In the data, extract each line that holds the string "structured".

===== RECORD SET =====

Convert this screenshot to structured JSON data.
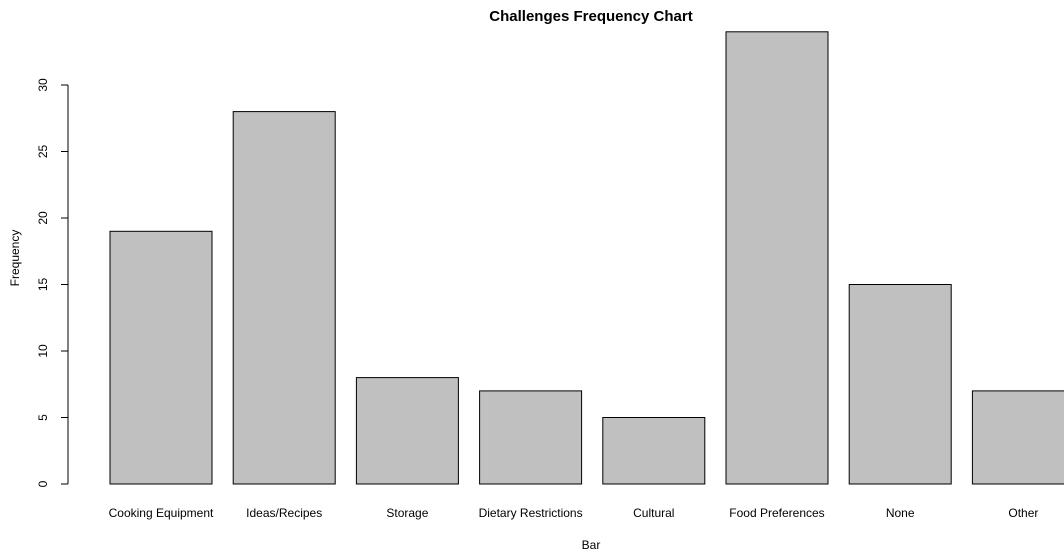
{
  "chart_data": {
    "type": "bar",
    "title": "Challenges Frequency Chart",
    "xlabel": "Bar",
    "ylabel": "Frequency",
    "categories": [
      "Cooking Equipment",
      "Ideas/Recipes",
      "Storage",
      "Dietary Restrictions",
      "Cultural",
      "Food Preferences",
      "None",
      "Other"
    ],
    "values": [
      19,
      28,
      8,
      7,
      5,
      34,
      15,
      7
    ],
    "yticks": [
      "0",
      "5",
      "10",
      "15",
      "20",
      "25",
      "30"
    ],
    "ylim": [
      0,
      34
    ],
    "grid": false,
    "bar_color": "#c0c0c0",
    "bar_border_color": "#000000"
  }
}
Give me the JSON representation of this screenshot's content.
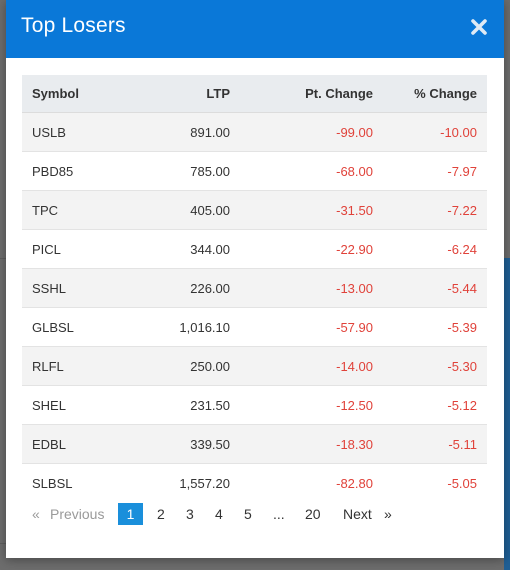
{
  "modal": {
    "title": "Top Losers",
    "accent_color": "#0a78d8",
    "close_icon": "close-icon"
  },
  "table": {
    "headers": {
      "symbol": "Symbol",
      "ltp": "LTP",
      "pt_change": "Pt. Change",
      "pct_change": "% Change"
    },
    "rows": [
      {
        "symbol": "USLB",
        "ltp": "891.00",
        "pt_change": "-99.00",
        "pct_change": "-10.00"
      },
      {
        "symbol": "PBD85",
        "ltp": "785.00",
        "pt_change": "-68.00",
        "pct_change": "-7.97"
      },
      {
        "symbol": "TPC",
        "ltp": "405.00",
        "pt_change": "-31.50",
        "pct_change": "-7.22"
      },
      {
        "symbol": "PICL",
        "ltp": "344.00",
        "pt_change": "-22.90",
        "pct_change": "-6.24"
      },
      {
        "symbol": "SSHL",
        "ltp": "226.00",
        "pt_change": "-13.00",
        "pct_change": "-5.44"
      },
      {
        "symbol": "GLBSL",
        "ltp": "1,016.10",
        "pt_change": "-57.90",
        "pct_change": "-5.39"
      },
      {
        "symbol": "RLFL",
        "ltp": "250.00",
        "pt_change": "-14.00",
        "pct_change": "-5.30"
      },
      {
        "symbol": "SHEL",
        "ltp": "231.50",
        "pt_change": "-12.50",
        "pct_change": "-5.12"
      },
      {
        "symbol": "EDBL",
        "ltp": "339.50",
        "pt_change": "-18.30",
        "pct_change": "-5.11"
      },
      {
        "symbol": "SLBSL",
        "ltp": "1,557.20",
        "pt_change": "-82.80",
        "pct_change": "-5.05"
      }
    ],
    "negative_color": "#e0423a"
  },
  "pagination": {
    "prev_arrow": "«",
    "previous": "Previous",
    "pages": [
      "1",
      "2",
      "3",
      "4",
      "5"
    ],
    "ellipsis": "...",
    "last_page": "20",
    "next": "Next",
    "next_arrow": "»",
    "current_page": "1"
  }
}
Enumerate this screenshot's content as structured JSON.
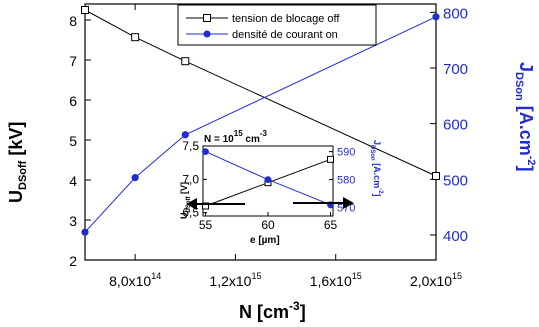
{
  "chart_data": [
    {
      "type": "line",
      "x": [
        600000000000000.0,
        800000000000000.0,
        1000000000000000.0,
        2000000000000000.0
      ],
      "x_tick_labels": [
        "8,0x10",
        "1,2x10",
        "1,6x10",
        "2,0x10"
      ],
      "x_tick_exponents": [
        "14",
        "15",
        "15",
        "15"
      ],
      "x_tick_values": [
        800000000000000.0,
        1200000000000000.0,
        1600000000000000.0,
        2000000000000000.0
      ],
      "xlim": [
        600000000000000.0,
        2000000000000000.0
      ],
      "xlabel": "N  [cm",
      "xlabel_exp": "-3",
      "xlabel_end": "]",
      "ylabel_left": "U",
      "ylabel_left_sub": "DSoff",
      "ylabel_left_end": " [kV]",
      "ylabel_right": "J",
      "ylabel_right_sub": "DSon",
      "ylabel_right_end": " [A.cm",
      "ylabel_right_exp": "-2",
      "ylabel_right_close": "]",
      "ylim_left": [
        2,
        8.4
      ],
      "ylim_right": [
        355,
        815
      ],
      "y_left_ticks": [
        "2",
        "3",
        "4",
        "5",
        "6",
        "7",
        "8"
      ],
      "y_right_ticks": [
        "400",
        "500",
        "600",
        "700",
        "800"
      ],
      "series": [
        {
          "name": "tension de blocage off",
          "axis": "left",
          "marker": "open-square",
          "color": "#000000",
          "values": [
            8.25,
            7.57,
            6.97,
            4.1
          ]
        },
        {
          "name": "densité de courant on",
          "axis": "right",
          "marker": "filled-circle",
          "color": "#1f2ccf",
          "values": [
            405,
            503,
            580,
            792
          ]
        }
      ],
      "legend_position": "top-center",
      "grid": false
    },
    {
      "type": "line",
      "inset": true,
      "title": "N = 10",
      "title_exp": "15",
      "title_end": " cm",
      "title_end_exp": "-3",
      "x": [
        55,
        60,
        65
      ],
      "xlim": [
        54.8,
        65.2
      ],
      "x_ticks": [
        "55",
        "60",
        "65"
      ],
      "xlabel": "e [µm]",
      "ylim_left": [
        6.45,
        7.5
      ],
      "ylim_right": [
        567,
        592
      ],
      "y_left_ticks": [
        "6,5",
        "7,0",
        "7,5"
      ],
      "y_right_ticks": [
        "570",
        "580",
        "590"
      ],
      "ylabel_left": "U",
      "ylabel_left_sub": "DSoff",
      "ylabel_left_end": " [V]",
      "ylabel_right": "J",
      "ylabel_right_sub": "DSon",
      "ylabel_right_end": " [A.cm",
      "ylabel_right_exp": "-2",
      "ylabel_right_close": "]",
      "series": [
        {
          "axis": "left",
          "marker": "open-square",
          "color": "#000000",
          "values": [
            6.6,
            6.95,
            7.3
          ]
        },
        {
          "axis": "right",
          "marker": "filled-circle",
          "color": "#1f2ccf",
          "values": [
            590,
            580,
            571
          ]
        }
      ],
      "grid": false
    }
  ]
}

=====

| COMPLETE RESPONSE |
Convert this screenshot to structured JSON data.
Enumerate this screenshot's content as structured JSON.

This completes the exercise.